» **Exercise description**:
Each record below must be returned exactly as shown.

» **Provided entries**:
=-=-=

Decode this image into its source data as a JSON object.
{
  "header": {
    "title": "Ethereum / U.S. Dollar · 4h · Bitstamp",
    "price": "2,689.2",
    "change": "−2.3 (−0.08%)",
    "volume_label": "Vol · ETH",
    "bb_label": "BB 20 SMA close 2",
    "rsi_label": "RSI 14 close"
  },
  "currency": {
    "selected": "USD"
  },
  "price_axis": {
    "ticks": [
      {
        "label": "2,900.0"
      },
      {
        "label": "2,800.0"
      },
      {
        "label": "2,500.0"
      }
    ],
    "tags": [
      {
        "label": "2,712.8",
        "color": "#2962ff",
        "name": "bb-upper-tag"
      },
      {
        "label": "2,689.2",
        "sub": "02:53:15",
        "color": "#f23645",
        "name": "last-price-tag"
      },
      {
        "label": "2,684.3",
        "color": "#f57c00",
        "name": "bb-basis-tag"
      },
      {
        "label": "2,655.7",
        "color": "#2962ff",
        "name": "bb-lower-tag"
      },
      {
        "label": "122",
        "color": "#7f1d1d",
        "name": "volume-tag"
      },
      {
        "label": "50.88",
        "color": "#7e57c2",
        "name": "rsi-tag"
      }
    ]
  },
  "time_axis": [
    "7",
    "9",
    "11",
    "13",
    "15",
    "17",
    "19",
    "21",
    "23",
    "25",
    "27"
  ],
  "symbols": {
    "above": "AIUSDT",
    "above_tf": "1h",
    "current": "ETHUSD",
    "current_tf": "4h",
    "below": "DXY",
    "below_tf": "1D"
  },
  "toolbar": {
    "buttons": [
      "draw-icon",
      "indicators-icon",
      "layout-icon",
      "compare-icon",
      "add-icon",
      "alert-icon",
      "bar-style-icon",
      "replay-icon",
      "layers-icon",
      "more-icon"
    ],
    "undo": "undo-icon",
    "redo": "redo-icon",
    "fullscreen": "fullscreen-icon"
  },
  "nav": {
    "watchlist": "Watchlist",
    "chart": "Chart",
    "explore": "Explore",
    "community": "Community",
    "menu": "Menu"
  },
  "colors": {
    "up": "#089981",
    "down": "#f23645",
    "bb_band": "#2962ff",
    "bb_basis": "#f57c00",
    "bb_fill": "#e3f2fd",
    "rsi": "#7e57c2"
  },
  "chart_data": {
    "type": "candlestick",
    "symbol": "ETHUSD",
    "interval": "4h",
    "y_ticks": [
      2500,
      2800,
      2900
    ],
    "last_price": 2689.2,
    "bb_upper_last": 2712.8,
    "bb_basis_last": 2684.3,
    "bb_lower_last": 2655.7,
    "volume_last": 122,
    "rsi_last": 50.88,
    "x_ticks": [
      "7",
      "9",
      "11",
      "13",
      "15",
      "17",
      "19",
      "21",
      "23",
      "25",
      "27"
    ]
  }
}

=-=-=

» **The completed task**:
Decode this image into its source data as a JSON object.
{
  "header": {
    "title": "Ethereum / U.S. Dollar · 4h · Bitstamp",
    "price": "2,689.2",
    "change": "−2.3 (−0.08%)",
    "volume_label": "Vol · ETH",
    "bb_label": "BB 20 SMA close 2",
    "rsi_label": "RSI 14 close"
  },
  "currency": {
    "selected": "USD"
  },
  "price_axis": {
    "ticks": [
      {
        "label": "2,900.0"
      },
      {
        "label": "2,800.0"
      },
      {
        "label": "2,500.0"
      }
    ],
    "tags": [
      {
        "label": "2,712.8",
        "color": "#2962ff",
        "name": "bb-upper-tag"
      },
      {
        "label": "2,689.2",
        "sub": "02:53:15",
        "color": "#f23645",
        "name": "last-price-tag"
      },
      {
        "label": "2,684.3",
        "color": "#f57c00",
        "name": "bb-basis-tag"
      },
      {
        "label": "2,655.7",
        "color": "#2962ff",
        "name": "bb-lower-tag"
      },
      {
        "label": "122",
        "color": "#7f1d1d",
        "name": "volume-tag"
      },
      {
        "label": "50.88",
        "color": "#7e57c2",
        "name": "rsi-tag"
      }
    ]
  },
  "time_axis": [
    "7",
    "9",
    "11",
    "13",
    "15",
    "17",
    "19",
    "21",
    "23",
    "25",
    "27"
  ],
  "symbols": {
    "above": "AIUSDT",
    "above_tf": "1h",
    "current": "ETHUSD",
    "current_tf": "4h",
    "below": "DXY",
    "below_tf": "1D"
  },
  "toolbar": {
    "buttons": [
      "draw-icon",
      "indicators-icon",
      "layout-icon",
      "compare-icon",
      "add-icon",
      "alert-icon",
      "bar-style-icon",
      "replay-icon",
      "layers-icon",
      "more-icon"
    ],
    "undo": "undo-icon",
    "redo": "redo-icon",
    "fullscreen": "fullscreen-icon"
  },
  "nav": {
    "watchlist": "Watchlist",
    "chart": "Chart",
    "explore": "Explore",
    "community": "Community",
    "menu": "Menu"
  },
  "colors": {
    "up": "#089981",
    "down": "#f23645",
    "bb_band": "#2962ff",
    "bb_basis": "#f57c00",
    "bb_fill": "#e3f2fd",
    "rsi": "#7e57c2"
  },
  "chart_data": {
    "type": "candlestick",
    "symbol": "ETHUSD",
    "interval": "4h",
    "y_ticks": [
      2500,
      2800,
      2900
    ],
    "last_price": 2689.2,
    "bb_upper_last": 2712.8,
    "bb_basis_last": 2684.3,
    "bb_lower_last": 2655.7,
    "volume_last": 122,
    "rsi_last": 50.88,
    "x_ticks": [
      "7",
      "9",
      "11",
      "13",
      "15",
      "17",
      "19",
      "21",
      "23",
      "25",
      "27"
    ]
  }
}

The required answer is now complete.